# Description of the task
All lines featuring the string "canal" are to be listed.

## Begin Task input

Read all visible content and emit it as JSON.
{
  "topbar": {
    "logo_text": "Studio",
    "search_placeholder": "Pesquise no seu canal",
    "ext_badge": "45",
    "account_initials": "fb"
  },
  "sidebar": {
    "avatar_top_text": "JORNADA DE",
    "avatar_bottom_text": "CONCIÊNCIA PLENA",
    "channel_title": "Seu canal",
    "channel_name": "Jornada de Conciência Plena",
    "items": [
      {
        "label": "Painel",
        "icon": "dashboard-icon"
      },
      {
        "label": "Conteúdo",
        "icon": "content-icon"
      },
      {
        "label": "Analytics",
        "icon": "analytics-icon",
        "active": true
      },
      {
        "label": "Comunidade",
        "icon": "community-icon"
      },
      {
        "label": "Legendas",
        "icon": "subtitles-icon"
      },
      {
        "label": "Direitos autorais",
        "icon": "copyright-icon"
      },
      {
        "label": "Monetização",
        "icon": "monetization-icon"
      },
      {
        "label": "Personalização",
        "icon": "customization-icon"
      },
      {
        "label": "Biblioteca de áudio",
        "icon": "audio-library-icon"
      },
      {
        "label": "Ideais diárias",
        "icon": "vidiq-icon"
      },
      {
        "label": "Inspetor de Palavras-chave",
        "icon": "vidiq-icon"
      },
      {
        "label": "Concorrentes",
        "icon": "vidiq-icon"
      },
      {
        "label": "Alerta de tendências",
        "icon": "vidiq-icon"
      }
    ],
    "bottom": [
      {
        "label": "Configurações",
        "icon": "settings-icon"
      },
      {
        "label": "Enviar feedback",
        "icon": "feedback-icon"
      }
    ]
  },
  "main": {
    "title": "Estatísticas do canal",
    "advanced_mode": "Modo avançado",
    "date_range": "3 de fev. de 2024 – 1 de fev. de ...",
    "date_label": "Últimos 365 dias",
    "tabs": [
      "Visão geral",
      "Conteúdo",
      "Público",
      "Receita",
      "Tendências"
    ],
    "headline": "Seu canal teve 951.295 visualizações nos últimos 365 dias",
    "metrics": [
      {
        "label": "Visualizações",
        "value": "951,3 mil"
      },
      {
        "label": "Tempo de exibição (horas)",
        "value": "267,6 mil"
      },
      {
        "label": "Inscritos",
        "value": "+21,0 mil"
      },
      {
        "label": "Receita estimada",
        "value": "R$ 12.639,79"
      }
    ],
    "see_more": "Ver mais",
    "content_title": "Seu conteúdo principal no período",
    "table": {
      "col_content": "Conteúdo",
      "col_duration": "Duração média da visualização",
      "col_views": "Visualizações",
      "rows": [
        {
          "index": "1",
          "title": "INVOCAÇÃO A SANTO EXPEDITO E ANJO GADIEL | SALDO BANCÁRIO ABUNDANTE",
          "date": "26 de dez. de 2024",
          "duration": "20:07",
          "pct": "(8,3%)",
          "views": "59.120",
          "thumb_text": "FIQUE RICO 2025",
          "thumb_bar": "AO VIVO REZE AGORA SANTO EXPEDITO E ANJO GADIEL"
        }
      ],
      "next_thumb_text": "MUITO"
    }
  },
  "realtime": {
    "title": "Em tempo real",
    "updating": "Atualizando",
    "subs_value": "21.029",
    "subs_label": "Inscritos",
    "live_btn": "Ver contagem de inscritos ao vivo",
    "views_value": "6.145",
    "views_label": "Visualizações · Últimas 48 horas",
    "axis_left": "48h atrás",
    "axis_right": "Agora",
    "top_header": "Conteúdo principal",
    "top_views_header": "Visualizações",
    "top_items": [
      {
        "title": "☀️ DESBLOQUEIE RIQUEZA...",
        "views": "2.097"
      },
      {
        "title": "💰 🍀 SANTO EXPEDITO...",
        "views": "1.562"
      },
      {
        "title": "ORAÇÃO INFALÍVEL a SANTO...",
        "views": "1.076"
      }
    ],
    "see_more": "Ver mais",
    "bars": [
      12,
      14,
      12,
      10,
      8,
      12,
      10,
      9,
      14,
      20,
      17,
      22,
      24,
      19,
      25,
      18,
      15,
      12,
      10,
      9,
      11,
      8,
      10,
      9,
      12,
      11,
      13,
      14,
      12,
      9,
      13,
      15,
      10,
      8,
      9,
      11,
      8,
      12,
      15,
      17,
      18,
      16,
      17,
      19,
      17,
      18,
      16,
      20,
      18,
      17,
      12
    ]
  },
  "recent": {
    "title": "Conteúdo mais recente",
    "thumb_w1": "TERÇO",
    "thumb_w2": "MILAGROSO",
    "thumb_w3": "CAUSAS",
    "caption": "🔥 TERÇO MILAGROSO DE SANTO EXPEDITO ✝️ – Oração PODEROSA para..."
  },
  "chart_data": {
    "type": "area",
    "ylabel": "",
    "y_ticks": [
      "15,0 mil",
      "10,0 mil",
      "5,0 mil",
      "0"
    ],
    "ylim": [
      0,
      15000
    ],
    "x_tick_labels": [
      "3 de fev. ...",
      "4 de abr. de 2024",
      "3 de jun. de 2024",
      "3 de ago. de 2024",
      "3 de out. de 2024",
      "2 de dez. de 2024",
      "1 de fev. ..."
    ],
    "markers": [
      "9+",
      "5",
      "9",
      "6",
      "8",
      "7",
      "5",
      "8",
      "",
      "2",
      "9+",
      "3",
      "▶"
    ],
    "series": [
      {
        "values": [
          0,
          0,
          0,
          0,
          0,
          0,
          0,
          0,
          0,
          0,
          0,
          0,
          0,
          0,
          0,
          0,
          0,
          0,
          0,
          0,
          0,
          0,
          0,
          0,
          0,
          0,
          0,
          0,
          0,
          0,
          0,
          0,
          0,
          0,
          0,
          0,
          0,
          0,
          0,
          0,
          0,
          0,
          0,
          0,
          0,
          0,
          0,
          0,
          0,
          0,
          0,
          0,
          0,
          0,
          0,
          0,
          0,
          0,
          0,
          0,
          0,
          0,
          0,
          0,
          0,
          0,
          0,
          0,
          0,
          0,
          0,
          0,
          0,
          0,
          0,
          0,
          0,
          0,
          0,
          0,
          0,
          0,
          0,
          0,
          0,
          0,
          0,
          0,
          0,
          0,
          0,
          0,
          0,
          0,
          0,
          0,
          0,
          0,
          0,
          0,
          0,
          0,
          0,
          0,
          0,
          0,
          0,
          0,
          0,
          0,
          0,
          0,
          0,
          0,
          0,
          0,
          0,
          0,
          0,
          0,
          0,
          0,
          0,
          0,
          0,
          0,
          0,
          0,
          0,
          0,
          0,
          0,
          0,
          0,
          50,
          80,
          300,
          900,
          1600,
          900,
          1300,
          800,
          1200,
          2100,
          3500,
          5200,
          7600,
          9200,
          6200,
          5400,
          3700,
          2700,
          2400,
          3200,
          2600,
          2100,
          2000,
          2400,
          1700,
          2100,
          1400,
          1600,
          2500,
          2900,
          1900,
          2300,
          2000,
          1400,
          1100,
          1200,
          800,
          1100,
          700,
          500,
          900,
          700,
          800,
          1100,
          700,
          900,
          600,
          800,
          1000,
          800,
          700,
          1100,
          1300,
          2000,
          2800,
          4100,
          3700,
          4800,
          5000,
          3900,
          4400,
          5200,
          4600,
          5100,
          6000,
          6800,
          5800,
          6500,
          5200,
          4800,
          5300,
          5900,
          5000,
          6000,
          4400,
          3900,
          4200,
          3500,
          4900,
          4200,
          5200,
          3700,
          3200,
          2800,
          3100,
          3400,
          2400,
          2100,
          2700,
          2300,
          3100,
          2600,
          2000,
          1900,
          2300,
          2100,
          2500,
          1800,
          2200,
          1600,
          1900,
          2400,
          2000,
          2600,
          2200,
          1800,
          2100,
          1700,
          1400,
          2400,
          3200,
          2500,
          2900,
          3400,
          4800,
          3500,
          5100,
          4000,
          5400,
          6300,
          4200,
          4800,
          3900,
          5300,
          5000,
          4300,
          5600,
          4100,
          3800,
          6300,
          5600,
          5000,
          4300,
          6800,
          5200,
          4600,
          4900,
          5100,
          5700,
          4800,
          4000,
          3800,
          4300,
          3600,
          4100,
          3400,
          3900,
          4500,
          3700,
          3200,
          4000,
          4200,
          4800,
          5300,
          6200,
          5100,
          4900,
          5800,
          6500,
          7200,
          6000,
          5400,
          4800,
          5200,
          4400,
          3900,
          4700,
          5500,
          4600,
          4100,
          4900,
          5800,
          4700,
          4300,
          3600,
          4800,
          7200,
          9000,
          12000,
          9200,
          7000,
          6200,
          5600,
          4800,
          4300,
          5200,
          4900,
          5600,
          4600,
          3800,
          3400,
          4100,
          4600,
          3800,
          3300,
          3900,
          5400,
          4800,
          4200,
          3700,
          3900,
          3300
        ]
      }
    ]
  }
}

## End Task input

# Completed exercise
    "search_placeholder": "Pesquise no seu canal",
    "channel_title": "Seu canal",
    "title": "Estatísticas do canal",
    "headline": "Seu canal teve 951.295 visualizações nos últimos 365 dias",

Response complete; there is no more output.